The Age Discrimination in Employment Act of 1967 is enforced by the Equal Employment Opportunity Commission. It “prohibits employment discrimination against persons 40 years of age or older”—a tenet not specifically covered by the Civil Rights Act of 1964. The act covers all aspects of job seeking, interviewing, and employment and applies to companies with 20 or more employees.
The Equal Employment Opportunity Act of 1972 is an amendment to Title VII of the Civil Rights Act, which gave the agency the “authority to conduct its own enforcement litigation.” This means the EEOC can bring lawsuits against those who may be discriminating against marginalized people in hiring and/or employee promotion practices. Prior to this, the person with a grievance had to bring action up themselves, while the government could take limited action. President Nixon, who signed the act, delivered a special statement, saying “this legislation is an important step toward true equality on the job front.”
The Rehabilitation Act of 1973 precedes the Americans with Disabilities Act of 1990, protecting the rights of people with disabilities in higher education, private industries, and the government. Critical parts of the act include Section 503, which “prohibits federal contractors and subcontractors from discriminating in employment against individuals with disabilities and requires employers take affirmative action to recruit, hire, promote, and retain these individuals.” Section 504, however, distinguishes people with disabilities who are in federal financial assistance programs.

------------------------------

Request: Carry on the text about federal employment discrimination laws, starting after its final sentence. The lines after this come from a separate source and have no connection to the text.

Given data:
------------------------------

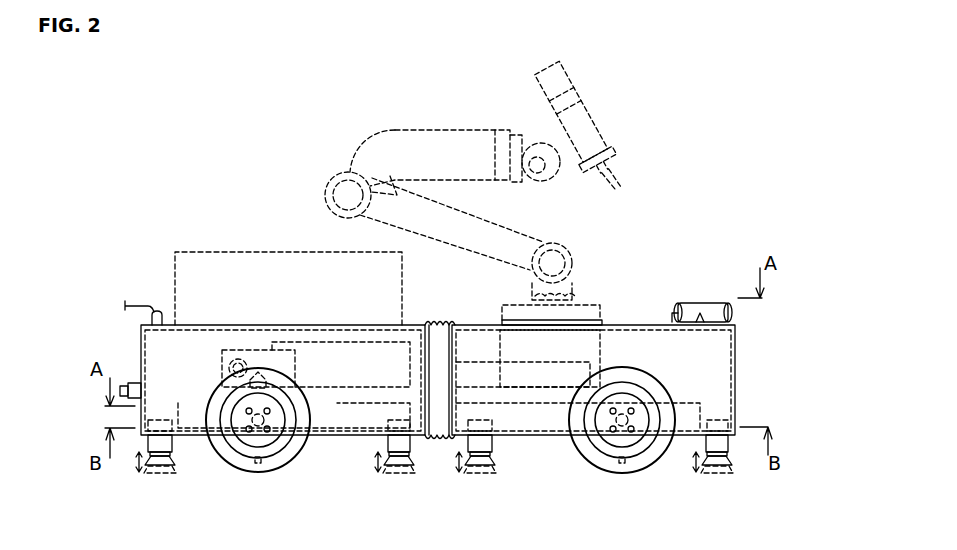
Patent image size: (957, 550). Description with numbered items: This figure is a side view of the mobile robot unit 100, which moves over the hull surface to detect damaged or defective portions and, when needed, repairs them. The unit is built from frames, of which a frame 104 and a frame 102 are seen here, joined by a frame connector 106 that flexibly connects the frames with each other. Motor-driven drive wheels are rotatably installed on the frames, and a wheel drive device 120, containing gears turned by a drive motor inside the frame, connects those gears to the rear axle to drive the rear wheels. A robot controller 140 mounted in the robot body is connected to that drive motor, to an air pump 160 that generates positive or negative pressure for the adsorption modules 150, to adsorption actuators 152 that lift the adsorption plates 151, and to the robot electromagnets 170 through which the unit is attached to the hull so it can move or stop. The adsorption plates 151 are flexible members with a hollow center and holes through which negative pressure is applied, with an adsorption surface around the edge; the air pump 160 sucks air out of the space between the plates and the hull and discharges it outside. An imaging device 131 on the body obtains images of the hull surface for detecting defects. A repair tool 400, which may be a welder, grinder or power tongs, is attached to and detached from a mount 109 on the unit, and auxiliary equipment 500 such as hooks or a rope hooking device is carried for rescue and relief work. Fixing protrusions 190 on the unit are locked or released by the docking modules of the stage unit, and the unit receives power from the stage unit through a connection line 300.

------------------------------

Final answer:
In 2014, Section 503 was updated, requiring federal contractors and subcontractors to “aspire to, and track progress toward, employing individuals with disabilities.” The amendment also allows applicants to self-identify as having a disability and encourages a 7% workforce goal for people with disabilities at companies with more than 100 employees.
“The Village Voice,” a New York City-based newspaper, became the first place to bargain for employees in same-gender relationships to access health care for their families. The company’s union laid the groundwork for LGBTQ+ people to have the same benefits afforded to those in heterosexual partnerships. During this time, “The Village Voice” was a supporter of gay rights, publishing a Gay Pride issue every June—a stark difference from its stance on the LGBTQ+ community in earlier decades and a reflection of the changing diversity, equity, and inclusion policies.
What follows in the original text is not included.